• _To be done_: Give the data below again exactly as written, without its pictures.

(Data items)

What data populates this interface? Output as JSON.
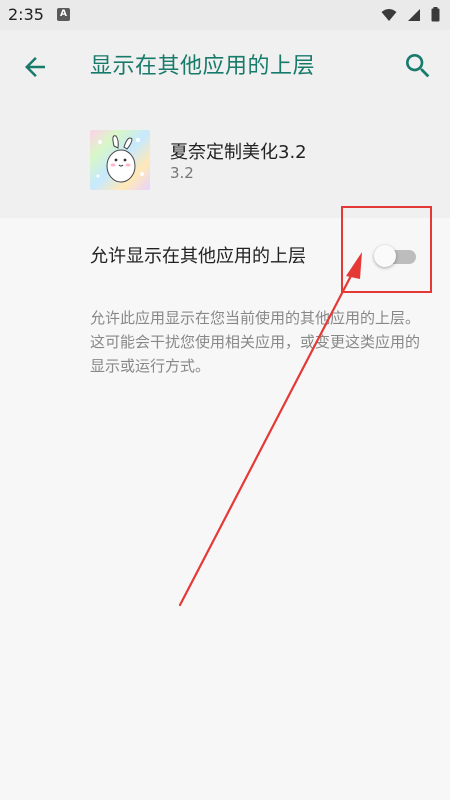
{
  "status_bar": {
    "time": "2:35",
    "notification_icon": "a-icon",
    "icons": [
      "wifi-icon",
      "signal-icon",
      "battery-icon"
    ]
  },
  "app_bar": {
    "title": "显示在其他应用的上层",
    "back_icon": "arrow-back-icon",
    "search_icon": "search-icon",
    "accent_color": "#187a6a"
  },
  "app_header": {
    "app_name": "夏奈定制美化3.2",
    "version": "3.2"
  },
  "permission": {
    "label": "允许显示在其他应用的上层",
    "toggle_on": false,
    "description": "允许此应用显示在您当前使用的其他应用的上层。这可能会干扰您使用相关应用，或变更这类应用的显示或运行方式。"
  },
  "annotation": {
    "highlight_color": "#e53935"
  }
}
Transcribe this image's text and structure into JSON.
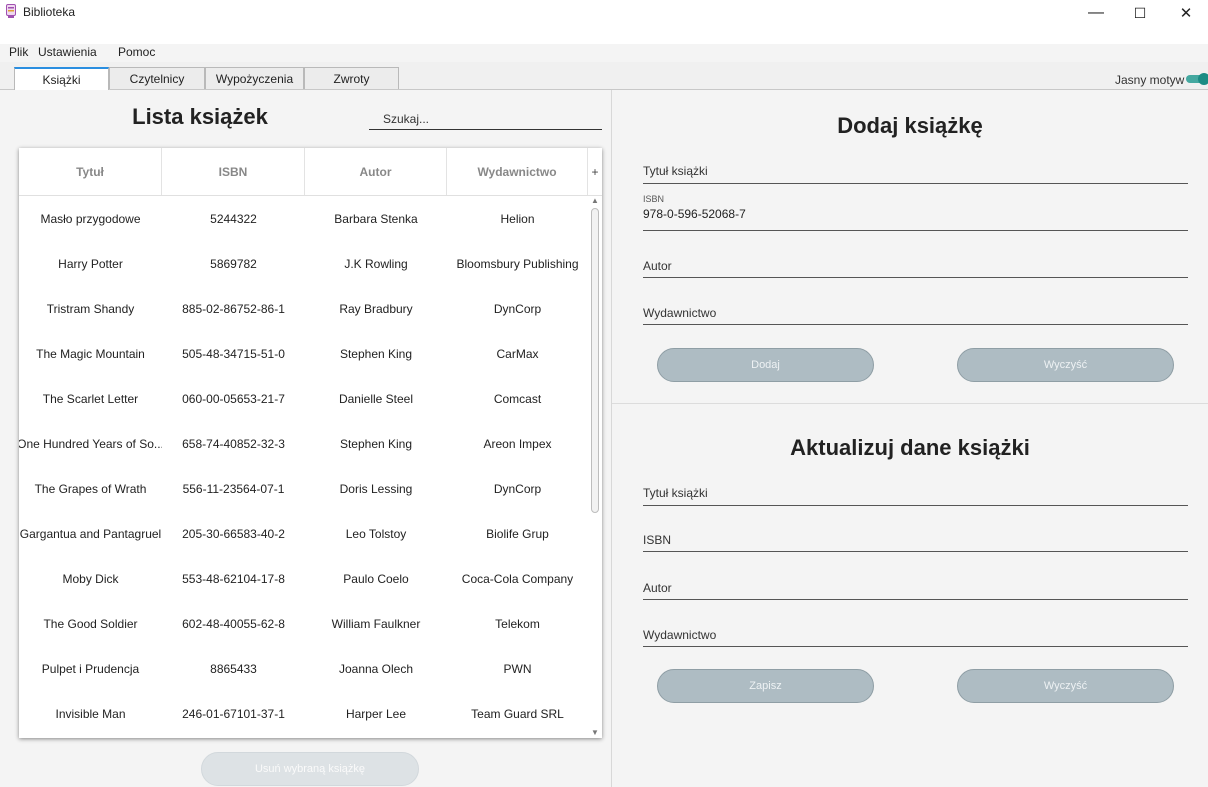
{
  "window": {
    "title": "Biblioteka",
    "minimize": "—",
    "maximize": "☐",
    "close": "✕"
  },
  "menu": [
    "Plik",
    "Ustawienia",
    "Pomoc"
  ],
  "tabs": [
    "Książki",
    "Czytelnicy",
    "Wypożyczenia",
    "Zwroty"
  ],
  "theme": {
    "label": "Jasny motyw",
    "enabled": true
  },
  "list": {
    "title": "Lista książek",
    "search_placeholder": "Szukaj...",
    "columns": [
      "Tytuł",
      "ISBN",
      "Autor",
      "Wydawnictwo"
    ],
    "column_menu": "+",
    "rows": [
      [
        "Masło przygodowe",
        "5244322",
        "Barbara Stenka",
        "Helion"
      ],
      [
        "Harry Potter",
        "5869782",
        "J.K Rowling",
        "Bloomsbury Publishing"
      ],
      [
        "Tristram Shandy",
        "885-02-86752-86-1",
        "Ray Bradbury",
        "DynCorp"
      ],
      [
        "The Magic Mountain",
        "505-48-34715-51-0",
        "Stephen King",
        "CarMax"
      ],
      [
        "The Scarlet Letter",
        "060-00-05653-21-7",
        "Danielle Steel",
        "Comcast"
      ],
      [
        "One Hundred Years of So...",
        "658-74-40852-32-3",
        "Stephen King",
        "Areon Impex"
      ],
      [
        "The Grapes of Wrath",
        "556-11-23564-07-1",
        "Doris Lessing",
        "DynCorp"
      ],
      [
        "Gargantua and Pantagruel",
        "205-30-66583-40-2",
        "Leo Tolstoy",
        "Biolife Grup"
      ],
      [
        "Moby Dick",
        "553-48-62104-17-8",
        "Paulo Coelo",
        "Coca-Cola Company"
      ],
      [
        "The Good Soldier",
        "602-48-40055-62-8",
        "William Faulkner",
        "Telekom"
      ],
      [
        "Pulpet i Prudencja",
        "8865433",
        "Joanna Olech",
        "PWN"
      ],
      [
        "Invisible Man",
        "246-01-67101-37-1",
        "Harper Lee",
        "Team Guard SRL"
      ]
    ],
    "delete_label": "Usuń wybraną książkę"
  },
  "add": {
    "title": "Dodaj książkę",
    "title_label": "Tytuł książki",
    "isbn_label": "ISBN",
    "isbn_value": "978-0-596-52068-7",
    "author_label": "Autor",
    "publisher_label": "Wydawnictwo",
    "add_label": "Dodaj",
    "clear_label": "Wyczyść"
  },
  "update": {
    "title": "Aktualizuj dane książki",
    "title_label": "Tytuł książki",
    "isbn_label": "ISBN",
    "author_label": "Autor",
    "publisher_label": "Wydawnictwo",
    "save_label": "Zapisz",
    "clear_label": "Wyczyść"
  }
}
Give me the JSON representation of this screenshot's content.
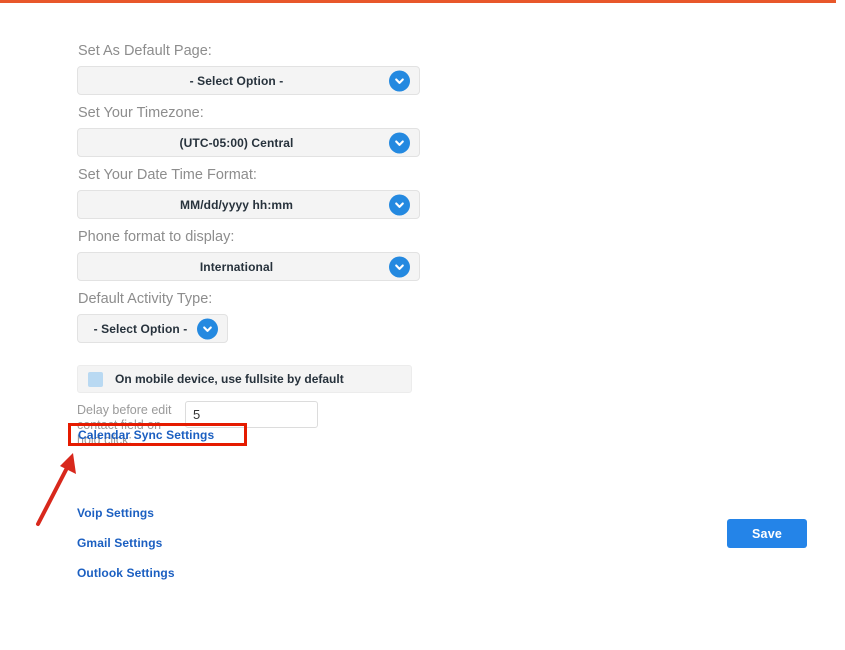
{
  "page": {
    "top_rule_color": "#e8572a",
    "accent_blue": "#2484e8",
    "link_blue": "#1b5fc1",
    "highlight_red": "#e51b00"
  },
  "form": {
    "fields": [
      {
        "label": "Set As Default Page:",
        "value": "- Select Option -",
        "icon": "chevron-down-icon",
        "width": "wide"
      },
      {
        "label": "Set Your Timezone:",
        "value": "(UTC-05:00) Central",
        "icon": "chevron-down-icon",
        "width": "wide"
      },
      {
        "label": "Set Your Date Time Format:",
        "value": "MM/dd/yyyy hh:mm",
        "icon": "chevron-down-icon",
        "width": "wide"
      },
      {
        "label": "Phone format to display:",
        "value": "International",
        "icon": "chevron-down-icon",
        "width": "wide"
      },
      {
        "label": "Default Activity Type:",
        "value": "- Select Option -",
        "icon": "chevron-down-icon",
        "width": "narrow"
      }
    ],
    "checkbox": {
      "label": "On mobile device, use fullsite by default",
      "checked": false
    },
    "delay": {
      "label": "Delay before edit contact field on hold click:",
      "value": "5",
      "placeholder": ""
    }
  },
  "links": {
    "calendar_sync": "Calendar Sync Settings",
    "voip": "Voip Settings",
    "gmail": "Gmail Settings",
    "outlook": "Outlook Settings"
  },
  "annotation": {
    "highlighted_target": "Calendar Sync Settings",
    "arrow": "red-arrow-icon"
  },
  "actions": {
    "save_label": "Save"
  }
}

• _Solution to this task_:
What data populates this interface? Output as JSON.
{
  "status_bar": {
    "time": "2:35",
    "notification_icon": "a-icon",
    "icons": [
      "wifi-icon",
      "signal-icon",
      "battery-icon"
    ]
  },
  "app_bar": {
    "title": "显示在其他应用的上层",
    "back_icon": "arrow-back-icon",
    "search_icon": "search-icon",
    "accent_color": "#187a6a"
  },
  "app_header": {
    "app_name": "夏奈定制美化3.2",
    "version": "3.2"
  },
  "permission": {
    "label": "允许显示在其他应用的上层",
    "toggle_on": false,
    "description": "允许此应用显示在您当前使用的其他应用的上层。这可能会干扰您使用相关应用，或变更这类应用的显示或运行方式。"
  },
  "annotation": {
    "highlight_color": "#e53935"
  }
}
Transcribe this image's text and structure into JSON.
{
  "window": {
    "title": "Biblioteka",
    "minimize": "—",
    "maximize": "☐",
    "close": "✕"
  },
  "menu": [
    "Plik",
    "Ustawienia",
    "Pomoc"
  ],
  "tabs": [
    "Książki",
    "Czytelnicy",
    "Wypożyczenia",
    "Zwroty"
  ],
  "theme": {
    "label": "Jasny motyw",
    "enabled": true
  },
  "list": {
    "title": "Lista książek",
    "search_placeholder": "Szukaj...",
    "columns": [
      "Tytuł",
      "ISBN",
      "Autor",
      "Wydawnictwo"
    ],
    "column_menu": "+",
    "rows": [
      [
        "Masło przygodowe",
        "5244322",
        "Barbara Stenka",
        "Helion"
      ],
      [
        "Harry Potter",
        "5869782",
        "J.K Rowling",
        "Bloomsbury Publishing"
      ],
      [
        "Tristram Shandy",
        "885-02-86752-86-1",
        "Ray Bradbury",
        "DynCorp"
      ],
      [
        "The Magic Mountain",
        "505-48-34715-51-0",
        "Stephen King",
        "CarMax"
      ],
      [
        "The Scarlet Letter",
        "060-00-05653-21-7",
        "Danielle Steel",
        "Comcast"
      ],
      [
        "One Hundred Years of So...",
        "658-74-40852-32-3",
        "Stephen King",
        "Areon Impex"
      ],
      [
        "The Grapes of Wrath",
        "556-11-23564-07-1",
        "Doris Lessing",
        "DynCorp"
      ],
      [
        "Gargantua and Pantagruel",
        "205-30-66583-40-2",
        "Leo Tolstoy",
        "Biolife Grup"
      ],
      [
        "Moby Dick",
        "553-48-62104-17-8",
        "Paulo Coelo",
        "Coca-Cola Company"
      ],
      [
        "The Good Soldier",
        "602-48-40055-62-8",
        "William Faulkner",
        "Telekom"
      ],
      [
        "Pulpet i Prudencja",
        "8865433",
        "Joanna Olech",
        "PWN"
      ],
      [
        "Invisible Man",
        "246-01-67101-37-1",
        "Harper Lee",
        "Team Guard SRL"
      ]
    ],
    "delete_label": "Usuń wybraną książkę"
  },
  "add": {
    "title": "Dodaj książkę",
    "title_label": "Tytuł książki",
    "isbn_label": "ISBN",
    "isbn_value": "978-0-596-52068-7",
    "author_label": "Autor",
    "publisher_label": "Wydawnictwo",
    "add_label": "Dodaj",
    "clear_label": "Wyczyść"
  },
  "update": {
    "title": "Aktualizuj dane książki",
    "title_label": "Tytuł książki",
    "isbn_label": "ISBN",
    "author_label": "Autor",
    "publisher_label": "Wydawnictwo",
    "save_label": "Zapisz",
    "clear_label": "Wyczyść"
  }
}
Give me the JSON representation of this screenshot's content.
{
  "page": {
    "top_rule_color": "#e8572a",
    "accent_blue": "#2484e8",
    "link_blue": "#1b5fc1",
    "highlight_red": "#e51b00"
  },
  "form": {
    "fields": [
      {
        "label": "Set As Default Page:",
        "value": "- Select Option -",
        "icon": "chevron-down-icon",
        "width": "wide"
      },
      {
        "label": "Set Your Timezone:",
        "value": "(UTC-05:00) Central",
        "icon": "chevron-down-icon",
        "width": "wide"
      },
      {
        "label": "Set Your Date Time Format:",
        "value": "MM/dd/yyyy hh:mm",
        "icon": "chevron-down-icon",
        "width": "wide"
      },
      {
        "label": "Phone format to display:",
        "value": "International",
        "icon": "chevron-down-icon",
        "width": "wide"
      },
      {
        "label": "Default Activity Type:",
        "value": "- Select Option -",
        "icon": "chevron-down-icon",
        "width": "narrow"
      }
    ],
    "checkbox": {
      "label": "On mobile device, use fullsite by default",
      "checked": false
    },
    "delay": {
      "label": "Delay before edit contact field on hold click:",
      "value": "5",
      "placeholder": ""
    }
  },
  "links": {
    "calendar_sync": "Calendar Sync Settings",
    "voip": "Voip Settings",
    "gmail": "Gmail Settings",
    "outlook": "Outlook Settings"
  },
  "annotation": {
    "highlighted_target": "Calendar Sync Settings",
    "arrow": "red-arrow-icon"
  },
  "actions": {
    "save_label": "Save"
  }
}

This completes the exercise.